**Given instruction**. Reproduce the listing below without changes, except that pictures are left out.

**Records**.
◇ ◇ ◇ ◇ ◇

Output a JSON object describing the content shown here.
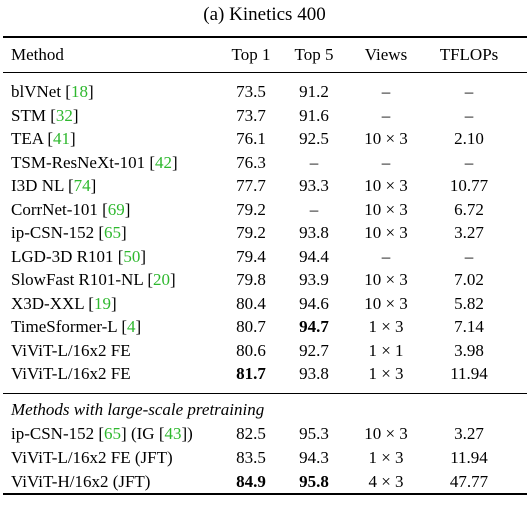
{
  "caption": "(a) Kinetics 400",
  "columns": [
    "Method",
    "Top 1",
    "Top 5",
    "Views",
    "TFLOPs"
  ],
  "rows": [
    {
      "method": "blVNet",
      "ref": "18",
      "top1": "73.5",
      "top5": "91.2",
      "views": "–",
      "tflops": "–"
    },
    {
      "method": "STM",
      "ref": "32",
      "top1": "73.7",
      "top5": "91.6",
      "views": "–",
      "tflops": "–"
    },
    {
      "method": "TEA",
      "ref": "41",
      "top1": "76.1",
      "top5": "92.5",
      "views": "10 × 3",
      "tflops": "2.10"
    },
    {
      "method": "TSM-ResNeXt-101",
      "ref": "42",
      "top1": "76.3",
      "top5": "–",
      "views": "–",
      "tflops": "–"
    },
    {
      "method": "I3D NL",
      "ref": "74",
      "top1": "77.7",
      "top5": "93.3",
      "views": "10 × 3",
      "tflops": "10.77"
    },
    {
      "method": "CorrNet-101",
      "ref": "69",
      "top1": "79.2",
      "top5": "–",
      "views": "10 × 3",
      "tflops": "6.72"
    },
    {
      "method": "ip-CSN-152",
      "ref": "65",
      "top1": "79.2",
      "top5": "93.8",
      "views": "10 × 3",
      "tflops": "3.27"
    },
    {
      "method": "LGD-3D R101",
      "ref": "50",
      "top1": "79.4",
      "top5": "94.4",
      "views": "–",
      "tflops": "–"
    },
    {
      "method": "SlowFast R101-NL",
      "ref": "20",
      "top1": "79.8",
      "top5": "93.9",
      "views": "10 × 3",
      "tflops": "7.02"
    },
    {
      "method": "X3D-XXL",
      "ref": "19",
      "top1": "80.4",
      "top5": "94.6",
      "views": "10 × 3",
      "tflops": "5.82"
    },
    {
      "method": "TimeSformer-L",
      "ref": "4",
      "top1": "80.7",
      "top5": "94.7",
      "views": "1 × 3",
      "tflops": "7.14",
      "bold_top5": true
    },
    {
      "method": "ViViT-L/16x2 FE",
      "ref": "",
      "top1": "80.6",
      "top5": "92.7",
      "views": "1 × 1",
      "tflops": "3.98"
    },
    {
      "method": "ViViT-L/16x2 FE",
      "ref": "",
      "top1": "81.7",
      "top5": "93.8",
      "views": "1 × 3",
      "tflops": "11.94",
      "bold_top1": true
    }
  ],
  "section_title": "Methods with large-scale pretraining",
  "pretrain_rows": [
    {
      "method": "ip-CSN-152",
      "ref": "65",
      "extra_pre": " (IG ",
      "extra_ref": "43",
      "extra_post": ")",
      "top1": "82.5",
      "top5": "95.3",
      "views": "10 × 3",
      "tflops": "3.27"
    },
    {
      "method": "ViViT-L/16x2 FE (JFT)",
      "ref": "",
      "top1": "83.5",
      "top5": "94.3",
      "views": "1 × 3",
      "tflops": "11.94"
    },
    {
      "method": "ViViT-H/16x2 (JFT)",
      "ref": "",
      "top1": "84.9",
      "top5": "95.8",
      "views": "4 × 3",
      "tflops": "47.77",
      "bold_top1": true,
      "bold_top5": true
    }
  ]
}
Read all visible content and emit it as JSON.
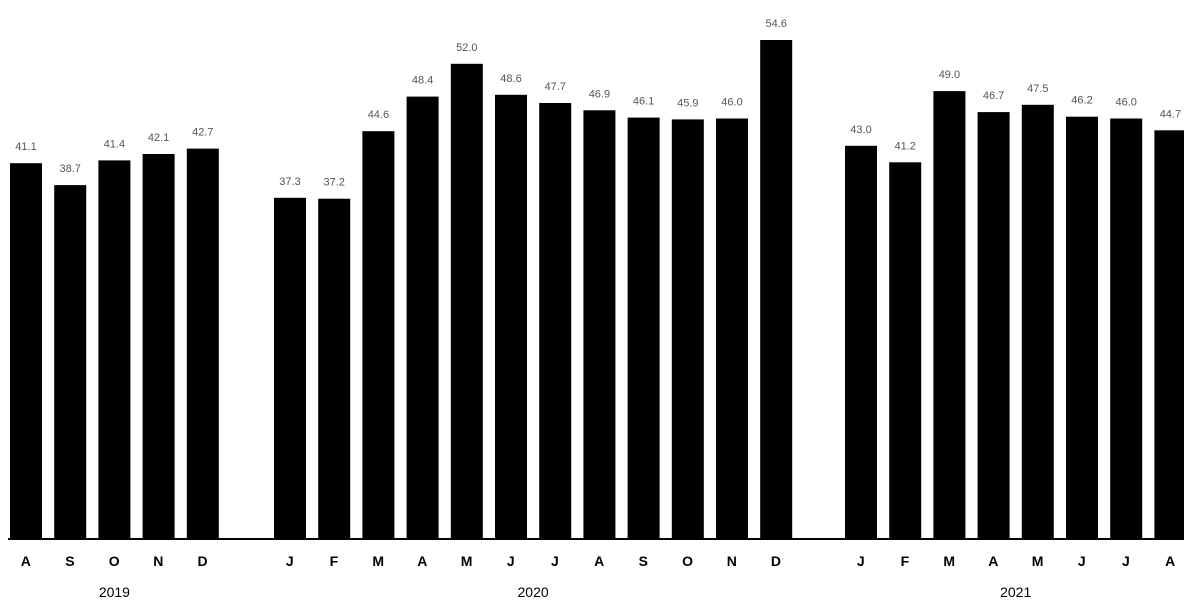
{
  "chart_data": {
    "type": "bar",
    "title": "",
    "xlabel": "",
    "ylabel": "",
    "ylim": [
      0,
      54.6
    ],
    "grid": false,
    "colors": {
      "bar": "#000000",
      "label": "#555555",
      "axis": "#000000"
    },
    "groups": [
      {
        "year": "2019",
        "categories": [
          "A",
          "S",
          "O",
          "N",
          "D"
        ],
        "values": [
          41.1,
          38.7,
          41.4,
          42.1,
          42.7
        ],
        "labels": [
          "41.1",
          "38.7",
          "41.4",
          "42.1",
          "42.7"
        ]
      },
      {
        "year": "2020",
        "categories": [
          "J",
          "F",
          "M",
          "A",
          "M",
          "J",
          "J",
          "A",
          "S",
          "O",
          "N",
          "D"
        ],
        "values": [
          37.3,
          37.2,
          44.6,
          48.4,
          52.0,
          48.6,
          47.7,
          46.9,
          46.1,
          45.9,
          46.0,
          54.6
        ],
        "labels": [
          "37.3",
          "37.2",
          "44.6",
          "48.4",
          "52.0",
          "48.6",
          "47.7",
          "46.9",
          "46.1",
          "45.9",
          "46.0",
          "54.6"
        ]
      },
      {
        "year": "2021",
        "categories": [
          "J",
          "F",
          "M",
          "A",
          "M",
          "J",
          "J",
          "A"
        ],
        "values": [
          43.0,
          41.2,
          49.0,
          46.7,
          47.5,
          46.2,
          46.0,
          44.7
        ],
        "labels": [
          "43.0",
          "41.2",
          "49.0",
          "46.7",
          "47.5",
          "46.2",
          "46.0",
          "44.7"
        ]
      }
    ]
  }
}
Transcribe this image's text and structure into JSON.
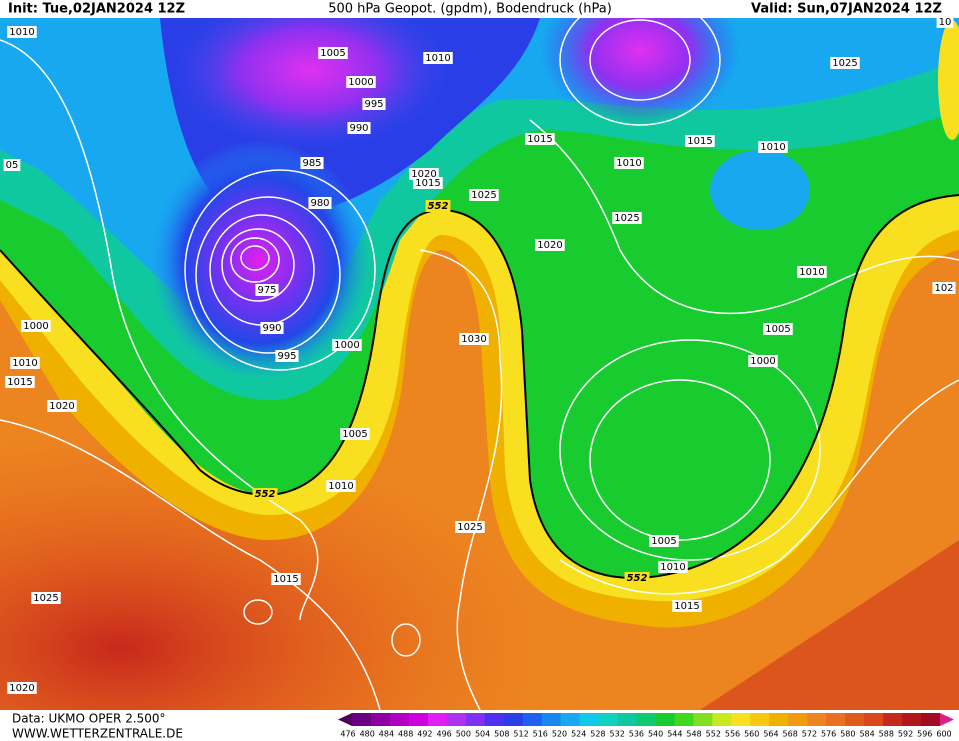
{
  "header": {
    "init": "Init: Tue,02JAN2024 12Z",
    "title": "500 hPa Geopot. (gpdm), Bodendruck (hPa)",
    "valid": "Valid: Sun,07JAN2024 12Z"
  },
  "isobar_labels": [
    "1010",
    "1005",
    "1010",
    "1000",
    "995",
    "990",
    "985",
    "980",
    "975",
    "990",
    "995",
    "1000",
    "1005",
    "1010",
    "1025",
    "1015",
    "1025",
    "1020",
    "1020",
    "1015",
    "1010",
    "1000",
    "1020",
    "1015",
    "1025",
    "1030",
    "1015",
    "1010",
    "1015",
    "1010",
    "1025",
    "1025",
    "1020",
    "1010",
    "1005",
    "1000",
    "1005",
    "1010",
    "1015",
    "05",
    "102",
    "10"
  ],
  "contour_labels": [
    "552",
    "552",
    "552"
  ],
  "colorbar": {
    "labels": [
      476,
      480,
      484,
      488,
      492,
      496,
      500,
      504,
      508,
      512,
      516,
      520,
      524,
      528,
      532,
      536,
      540,
      544,
      548,
      552,
      556,
      560,
      564,
      568,
      572,
      576,
      580,
      584,
      588,
      592,
      596,
      600
    ],
    "colors": [
      "#50005a",
      "#6a0080",
      "#8a00a0",
      "#b000c0",
      "#d000e0",
      "#e020f0",
      "#b030f0",
      "#8030f0",
      "#5030f0",
      "#2a3ee8",
      "#2060f0",
      "#1888f0",
      "#18a8f0",
      "#10c8e8",
      "#10d0c0",
      "#10c8a0",
      "#10c870",
      "#18cc30",
      "#40d820",
      "#80e020",
      "#c8e820",
      "#f8e020",
      "#f8c810",
      "#f0b000",
      "#f09a10",
      "#ec8420",
      "#e87020",
      "#e05a1c",
      "#d8481c",
      "#c8281c",
      "#b0181c",
      "#a00c20",
      "#e0208a"
    ]
  },
  "footer": {
    "source": "Data: UKMO OPER 2.500°",
    "site": "WWW.WETTERZENTRALE.DE"
  }
}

◇ ◇ ◇ ◇ ◇

**Task solution**.
Output a JSON object describing the content shown here.
{
  "caption": "(a) Kinetics 400",
  "columns": [
    "Method",
    "Top 1",
    "Top 5",
    "Views",
    "TFLOPs"
  ],
  "rows": [
    {
      "method": "blVNet",
      "ref": "18",
      "top1": "73.5",
      "top5": "91.2",
      "views": "–",
      "tflops": "–"
    },
    {
      "method": "STM",
      "ref": "32",
      "top1": "73.7",
      "top5": "91.6",
      "views": "–",
      "tflops": "–"
    },
    {
      "method": "TEA",
      "ref": "41",
      "top1": "76.1",
      "top5": "92.5",
      "views": "10 × 3",
      "tflops": "2.10"
    },
    {
      "method": "TSM-ResNeXt-101",
      "ref": "42",
      "top1": "76.3",
      "top5": "–",
      "views": "–",
      "tflops": "–"
    },
    {
      "method": "I3D NL",
      "ref": "74",
      "top1": "77.7",
      "top5": "93.3",
      "views": "10 × 3",
      "tflops": "10.77"
    },
    {
      "method": "CorrNet-101",
      "ref": "69",
      "top1": "79.2",
      "top5": "–",
      "views": "10 × 3",
      "tflops": "6.72"
    },
    {
      "method": "ip-CSN-152",
      "ref": "65",
      "top1": "79.2",
      "top5": "93.8",
      "views": "10 × 3",
      "tflops": "3.27"
    },
    {
      "method": "LGD-3D R101",
      "ref": "50",
      "top1": "79.4",
      "top5": "94.4",
      "views": "–",
      "tflops": "–"
    },
    {
      "method": "SlowFast R101-NL",
      "ref": "20",
      "top1": "79.8",
      "top5": "93.9",
      "views": "10 × 3",
      "tflops": "7.02"
    },
    {
      "method": "X3D-XXL",
      "ref": "19",
      "top1": "80.4",
      "top5": "94.6",
      "views": "10 × 3",
      "tflops": "5.82"
    },
    {
      "method": "TimeSformer-L",
      "ref": "4",
      "top1": "80.7",
      "top5": "94.7",
      "views": "1 × 3",
      "tflops": "7.14",
      "bold_top5": true
    },
    {
      "method": "ViViT-L/16x2 FE",
      "ref": "",
      "top1": "80.6",
      "top5": "92.7",
      "views": "1 × 1",
      "tflops": "3.98"
    },
    {
      "method": "ViViT-L/16x2 FE",
      "ref": "",
      "top1": "81.7",
      "top5": "93.8",
      "views": "1 × 3",
      "tflops": "11.94",
      "bold_top1": true
    }
  ],
  "section_title": "Methods with large-scale pretraining",
  "pretrain_rows": [
    {
      "method": "ip-CSN-152",
      "ref": "65",
      "extra_pre": " (IG ",
      "extra_ref": "43",
      "extra_post": ")",
      "top1": "82.5",
      "top5": "95.3",
      "views": "10 × 3",
      "tflops": "3.27"
    },
    {
      "method": "ViViT-L/16x2 FE (JFT)",
      "ref": "",
      "top1": "83.5",
      "top5": "94.3",
      "views": "1 × 3",
      "tflops": "11.94"
    },
    {
      "method": "ViViT-H/16x2 (JFT)",
      "ref": "",
      "top1": "84.9",
      "top5": "95.8",
      "views": "4 × 3",
      "tflops": "47.77",
      "bold_top1": true,
      "bold_top5": true
    }
  ]
}
Read all visible content and emit it as JSON.
{
  "chart_data": {
    "type": "bar",
    "title": "",
    "xlabel": "",
    "ylabel": "",
    "ylim": [
      0,
      54.6
    ],
    "grid": false,
    "colors": {
      "bar": "#000000",
      "label": "#555555",
      "axis": "#000000"
    },
    "groups": [
      {
        "year": "2019",
        "categories": [
          "A",
          "S",
          "O",
          "N",
          "D"
        ],
        "values": [
          41.1,
          38.7,
          41.4,
          42.1,
          42.7
        ],
        "labels": [
          "41.1",
          "38.7",
          "41.4",
          "42.1",
          "42.7"
        ]
      },
      {
        "year": "2020",
        "categories": [
          "J",
          "F",
          "M",
          "A",
          "M",
          "J",
          "J",
          "A",
          "S",
          "O",
          "N",
          "D"
        ],
        "values": [
          37.3,
          37.2,
          44.6,
          48.4,
          52.0,
          48.6,
          47.7,
          46.9,
          46.1,
          45.9,
          46.0,
          54.6
        ],
        "labels": [
          "37.3",
          "37.2",
          "44.6",
          "48.4",
          "52.0",
          "48.6",
          "47.7",
          "46.9",
          "46.1",
          "45.9",
          "46.0",
          "54.6"
        ]
      },
      {
        "year": "2021",
        "categories": [
          "J",
          "F",
          "M",
          "A",
          "M",
          "J",
          "J",
          "A"
        ],
        "values": [
          43.0,
          41.2,
          49.0,
          46.7,
          47.5,
          46.2,
          46.0,
          44.7
        ],
        "labels": [
          "43.0",
          "41.2",
          "49.0",
          "46.7",
          "47.5",
          "46.2",
          "46.0",
          "44.7"
        ]
      }
    ]
  }
}
Transcribe this image's text and structure into JSON.
{
  "header": {
    "init": "Init: Tue,02JAN2024 12Z",
    "title": "500 hPa Geopot. (gpdm), Bodendruck (hPa)",
    "valid": "Valid: Sun,07JAN2024 12Z"
  },
  "isobar_labels": [
    "1010",
    "1005",
    "1010",
    "1000",
    "995",
    "990",
    "985",
    "980",
    "975",
    "990",
    "995",
    "1000",
    "1005",
    "1010",
    "1025",
    "1015",
    "1025",
    "1020",
    "1020",
    "1015",
    "1010",
    "1000",
    "1020",
    "1015",
    "1025",
    "1030",
    "1015",
    "1010",
    "1015",
    "1010",
    "1025",
    "1025",
    "1020",
    "1010",
    "1005",
    "1000",
    "1005",
    "1010",
    "1015",
    "05",
    "102",
    "10"
  ],
  "contour_labels": [
    "552",
    "552",
    "552"
  ],
  "colorbar": {
    "labels": [
      476,
      480,
      484,
      488,
      492,
      496,
      500,
      504,
      508,
      512,
      516,
      520,
      524,
      528,
      532,
      536,
      540,
      544,
      548,
      552,
      556,
      560,
      564,
      568,
      572,
      576,
      580,
      584,
      588,
      592,
      596,
      600
    ],
    "colors": [
      "#50005a",
      "#6a0080",
      "#8a00a0",
      "#b000c0",
      "#d000e0",
      "#e020f0",
      "#b030f0",
      "#8030f0",
      "#5030f0",
      "#2a3ee8",
      "#2060f0",
      "#1888f0",
      "#18a8f0",
      "#10c8e8",
      "#10d0c0",
      "#10c8a0",
      "#10c870",
      "#18cc30",
      "#40d820",
      "#80e020",
      "#c8e820",
      "#f8e020",
      "#f8c810",
      "#f0b000",
      "#f09a10",
      "#ec8420",
      "#e87020",
      "#e05a1c",
      "#d8481c",
      "#c8281c",
      "#b0181c",
      "#a00c20",
      "#e0208a"
    ]
  },
  "footer": {
    "source": "Data: UKMO OPER 2.500°",
    "site": "WWW.WETTERZENTRALE.DE"
  }
}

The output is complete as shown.